[Part of a data file]
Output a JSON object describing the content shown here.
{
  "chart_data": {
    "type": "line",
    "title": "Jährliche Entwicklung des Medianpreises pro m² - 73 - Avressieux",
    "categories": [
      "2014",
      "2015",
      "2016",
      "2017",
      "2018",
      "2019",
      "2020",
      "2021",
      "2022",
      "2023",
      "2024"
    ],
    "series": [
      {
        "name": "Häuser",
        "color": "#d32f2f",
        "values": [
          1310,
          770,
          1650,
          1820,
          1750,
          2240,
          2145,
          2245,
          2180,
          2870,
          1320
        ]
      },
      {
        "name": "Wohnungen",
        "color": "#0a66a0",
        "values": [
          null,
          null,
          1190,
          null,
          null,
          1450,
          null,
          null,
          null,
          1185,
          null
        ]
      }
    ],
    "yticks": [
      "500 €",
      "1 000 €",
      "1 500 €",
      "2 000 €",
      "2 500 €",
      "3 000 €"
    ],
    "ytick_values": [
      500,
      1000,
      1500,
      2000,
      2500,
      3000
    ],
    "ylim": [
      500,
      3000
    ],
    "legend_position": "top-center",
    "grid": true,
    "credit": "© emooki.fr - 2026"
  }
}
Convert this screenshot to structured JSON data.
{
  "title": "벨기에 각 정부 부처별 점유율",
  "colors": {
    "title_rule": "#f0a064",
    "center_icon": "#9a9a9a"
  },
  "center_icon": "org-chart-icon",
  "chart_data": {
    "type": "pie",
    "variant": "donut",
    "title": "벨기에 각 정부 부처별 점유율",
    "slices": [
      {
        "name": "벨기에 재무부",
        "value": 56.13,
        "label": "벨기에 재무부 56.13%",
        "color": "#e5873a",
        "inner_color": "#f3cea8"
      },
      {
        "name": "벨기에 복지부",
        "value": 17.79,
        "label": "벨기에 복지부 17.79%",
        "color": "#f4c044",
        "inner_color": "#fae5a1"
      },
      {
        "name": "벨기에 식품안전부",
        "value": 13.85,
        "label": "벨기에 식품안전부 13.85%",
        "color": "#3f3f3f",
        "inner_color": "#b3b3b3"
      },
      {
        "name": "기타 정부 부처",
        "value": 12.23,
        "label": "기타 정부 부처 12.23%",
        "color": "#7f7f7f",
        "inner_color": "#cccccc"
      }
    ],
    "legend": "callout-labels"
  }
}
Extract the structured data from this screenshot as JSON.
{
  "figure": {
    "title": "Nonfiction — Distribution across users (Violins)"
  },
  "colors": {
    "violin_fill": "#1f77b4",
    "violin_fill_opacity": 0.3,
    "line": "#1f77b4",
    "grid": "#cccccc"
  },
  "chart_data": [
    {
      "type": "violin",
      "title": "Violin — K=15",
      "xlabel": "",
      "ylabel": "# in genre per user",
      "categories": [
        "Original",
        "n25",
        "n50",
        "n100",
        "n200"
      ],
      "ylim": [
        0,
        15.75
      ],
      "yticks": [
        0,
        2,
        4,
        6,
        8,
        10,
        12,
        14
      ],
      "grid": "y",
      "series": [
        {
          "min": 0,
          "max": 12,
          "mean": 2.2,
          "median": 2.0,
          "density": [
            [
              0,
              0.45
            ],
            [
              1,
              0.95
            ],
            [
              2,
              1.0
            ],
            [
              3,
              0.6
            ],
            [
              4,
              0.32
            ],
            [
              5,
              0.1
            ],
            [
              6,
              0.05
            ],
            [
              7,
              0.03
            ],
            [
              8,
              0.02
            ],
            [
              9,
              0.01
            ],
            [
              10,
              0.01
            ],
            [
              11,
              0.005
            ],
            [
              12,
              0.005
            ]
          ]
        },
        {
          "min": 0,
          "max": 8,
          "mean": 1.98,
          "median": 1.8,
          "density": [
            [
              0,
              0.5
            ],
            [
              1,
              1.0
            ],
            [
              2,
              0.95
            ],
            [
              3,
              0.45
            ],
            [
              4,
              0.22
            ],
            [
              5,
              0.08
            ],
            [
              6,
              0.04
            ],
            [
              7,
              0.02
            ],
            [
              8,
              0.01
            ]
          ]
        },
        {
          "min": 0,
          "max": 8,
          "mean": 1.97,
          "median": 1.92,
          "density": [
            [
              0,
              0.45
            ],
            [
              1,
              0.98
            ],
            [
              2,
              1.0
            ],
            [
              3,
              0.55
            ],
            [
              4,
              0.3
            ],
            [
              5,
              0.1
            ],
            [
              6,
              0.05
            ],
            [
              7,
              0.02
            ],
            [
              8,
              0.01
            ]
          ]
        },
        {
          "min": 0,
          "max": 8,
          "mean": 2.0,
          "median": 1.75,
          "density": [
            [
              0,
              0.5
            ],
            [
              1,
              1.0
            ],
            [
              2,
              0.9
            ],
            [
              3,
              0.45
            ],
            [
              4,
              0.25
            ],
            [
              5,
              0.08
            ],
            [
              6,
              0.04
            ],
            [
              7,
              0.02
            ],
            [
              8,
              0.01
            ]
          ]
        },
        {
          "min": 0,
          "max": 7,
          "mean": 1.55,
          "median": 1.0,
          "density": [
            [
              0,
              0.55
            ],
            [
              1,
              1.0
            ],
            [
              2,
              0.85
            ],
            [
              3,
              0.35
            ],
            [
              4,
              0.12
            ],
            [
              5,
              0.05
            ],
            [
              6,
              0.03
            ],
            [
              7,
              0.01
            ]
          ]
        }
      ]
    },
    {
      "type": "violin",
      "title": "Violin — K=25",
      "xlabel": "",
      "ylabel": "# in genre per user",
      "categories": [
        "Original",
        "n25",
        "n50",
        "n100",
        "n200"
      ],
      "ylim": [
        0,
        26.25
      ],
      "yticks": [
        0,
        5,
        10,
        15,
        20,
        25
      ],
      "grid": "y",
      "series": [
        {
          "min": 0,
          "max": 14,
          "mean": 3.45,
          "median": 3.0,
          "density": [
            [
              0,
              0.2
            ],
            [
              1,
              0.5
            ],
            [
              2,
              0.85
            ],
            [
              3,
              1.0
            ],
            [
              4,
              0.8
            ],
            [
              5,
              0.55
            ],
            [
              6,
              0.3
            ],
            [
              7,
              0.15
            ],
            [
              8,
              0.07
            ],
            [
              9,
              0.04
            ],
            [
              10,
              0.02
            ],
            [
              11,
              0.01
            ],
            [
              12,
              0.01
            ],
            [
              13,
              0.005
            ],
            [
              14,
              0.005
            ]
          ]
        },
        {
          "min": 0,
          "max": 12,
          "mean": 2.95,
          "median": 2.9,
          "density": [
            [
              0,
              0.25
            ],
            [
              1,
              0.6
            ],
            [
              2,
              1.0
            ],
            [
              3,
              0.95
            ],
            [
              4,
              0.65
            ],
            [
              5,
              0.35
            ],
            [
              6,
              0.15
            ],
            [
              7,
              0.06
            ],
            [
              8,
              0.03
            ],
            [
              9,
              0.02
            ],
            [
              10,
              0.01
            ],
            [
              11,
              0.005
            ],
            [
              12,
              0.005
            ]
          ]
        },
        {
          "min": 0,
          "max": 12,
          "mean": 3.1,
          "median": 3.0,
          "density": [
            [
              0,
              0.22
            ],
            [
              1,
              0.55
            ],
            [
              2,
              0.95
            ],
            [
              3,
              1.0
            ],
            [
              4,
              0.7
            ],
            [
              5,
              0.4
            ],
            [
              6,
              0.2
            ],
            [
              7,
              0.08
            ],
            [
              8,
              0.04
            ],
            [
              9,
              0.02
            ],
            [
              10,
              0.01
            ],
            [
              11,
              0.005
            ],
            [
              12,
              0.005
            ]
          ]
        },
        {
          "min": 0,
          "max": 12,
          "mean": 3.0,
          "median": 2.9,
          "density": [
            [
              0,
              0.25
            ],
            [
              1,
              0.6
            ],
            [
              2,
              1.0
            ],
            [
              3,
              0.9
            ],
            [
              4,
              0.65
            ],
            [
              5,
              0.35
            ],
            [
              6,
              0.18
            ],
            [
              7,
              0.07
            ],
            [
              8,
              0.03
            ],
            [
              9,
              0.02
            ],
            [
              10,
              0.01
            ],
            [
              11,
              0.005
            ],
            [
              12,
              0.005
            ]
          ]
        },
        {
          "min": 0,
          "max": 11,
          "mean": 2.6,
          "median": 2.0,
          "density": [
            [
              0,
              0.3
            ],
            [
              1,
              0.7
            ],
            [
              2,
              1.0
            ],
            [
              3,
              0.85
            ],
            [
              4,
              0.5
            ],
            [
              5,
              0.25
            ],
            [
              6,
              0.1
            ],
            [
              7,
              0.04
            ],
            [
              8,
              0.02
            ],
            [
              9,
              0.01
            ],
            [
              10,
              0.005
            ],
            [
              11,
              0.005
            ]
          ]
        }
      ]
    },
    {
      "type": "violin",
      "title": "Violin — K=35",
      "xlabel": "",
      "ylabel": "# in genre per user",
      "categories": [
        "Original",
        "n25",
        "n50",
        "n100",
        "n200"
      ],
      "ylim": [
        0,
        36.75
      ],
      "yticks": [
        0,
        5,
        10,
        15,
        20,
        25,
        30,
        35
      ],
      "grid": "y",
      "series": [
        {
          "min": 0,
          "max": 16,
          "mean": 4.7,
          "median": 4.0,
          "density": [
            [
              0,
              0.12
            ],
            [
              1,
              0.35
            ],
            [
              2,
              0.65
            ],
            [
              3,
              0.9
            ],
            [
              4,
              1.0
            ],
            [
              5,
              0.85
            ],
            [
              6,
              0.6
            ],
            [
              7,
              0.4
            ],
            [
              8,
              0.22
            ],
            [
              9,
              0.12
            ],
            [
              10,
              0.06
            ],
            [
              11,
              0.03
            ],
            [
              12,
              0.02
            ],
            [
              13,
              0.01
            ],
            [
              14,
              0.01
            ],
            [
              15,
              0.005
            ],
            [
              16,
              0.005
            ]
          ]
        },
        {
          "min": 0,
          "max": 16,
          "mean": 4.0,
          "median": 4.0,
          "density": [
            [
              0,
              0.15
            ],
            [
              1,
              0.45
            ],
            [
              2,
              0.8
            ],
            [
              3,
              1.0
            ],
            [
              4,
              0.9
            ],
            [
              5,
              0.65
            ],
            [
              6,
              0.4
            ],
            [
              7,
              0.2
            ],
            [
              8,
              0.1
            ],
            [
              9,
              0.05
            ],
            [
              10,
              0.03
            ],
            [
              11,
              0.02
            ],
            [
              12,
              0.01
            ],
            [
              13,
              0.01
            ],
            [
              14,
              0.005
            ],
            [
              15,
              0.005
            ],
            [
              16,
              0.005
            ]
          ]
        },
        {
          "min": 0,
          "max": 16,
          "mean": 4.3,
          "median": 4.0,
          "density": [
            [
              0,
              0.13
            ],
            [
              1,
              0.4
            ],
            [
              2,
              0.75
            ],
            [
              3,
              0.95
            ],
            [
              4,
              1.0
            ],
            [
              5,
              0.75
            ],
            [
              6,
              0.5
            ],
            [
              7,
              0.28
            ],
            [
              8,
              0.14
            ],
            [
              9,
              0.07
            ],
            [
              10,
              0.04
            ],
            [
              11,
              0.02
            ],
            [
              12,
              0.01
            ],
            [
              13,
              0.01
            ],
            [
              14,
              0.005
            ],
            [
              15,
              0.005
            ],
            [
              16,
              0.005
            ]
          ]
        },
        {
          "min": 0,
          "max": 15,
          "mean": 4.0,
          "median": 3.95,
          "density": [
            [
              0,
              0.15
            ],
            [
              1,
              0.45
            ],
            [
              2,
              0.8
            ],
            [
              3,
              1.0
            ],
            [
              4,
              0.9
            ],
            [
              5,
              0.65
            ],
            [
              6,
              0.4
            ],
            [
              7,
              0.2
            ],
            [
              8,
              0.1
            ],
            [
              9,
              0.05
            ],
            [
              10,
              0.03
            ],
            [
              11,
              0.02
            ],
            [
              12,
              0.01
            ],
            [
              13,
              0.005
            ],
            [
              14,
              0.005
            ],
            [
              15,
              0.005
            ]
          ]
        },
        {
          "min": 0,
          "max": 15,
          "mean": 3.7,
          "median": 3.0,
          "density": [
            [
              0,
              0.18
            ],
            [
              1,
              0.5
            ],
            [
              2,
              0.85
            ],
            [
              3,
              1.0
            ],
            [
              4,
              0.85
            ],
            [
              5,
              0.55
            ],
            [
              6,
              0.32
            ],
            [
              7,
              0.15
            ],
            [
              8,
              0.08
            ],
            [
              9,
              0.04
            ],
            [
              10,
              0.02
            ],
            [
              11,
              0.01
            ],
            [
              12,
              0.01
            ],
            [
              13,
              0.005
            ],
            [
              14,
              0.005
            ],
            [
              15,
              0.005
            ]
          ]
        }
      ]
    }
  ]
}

• _GIVEN EXERCISE_:
Copy each line in the data that holds the word "JSON".

• _SOLUTION BELOW_:
Output a JSON object describing the content shown here.
Convert this screenshot to structured JSON data.
Extract the structured data from this screenshot as JSON.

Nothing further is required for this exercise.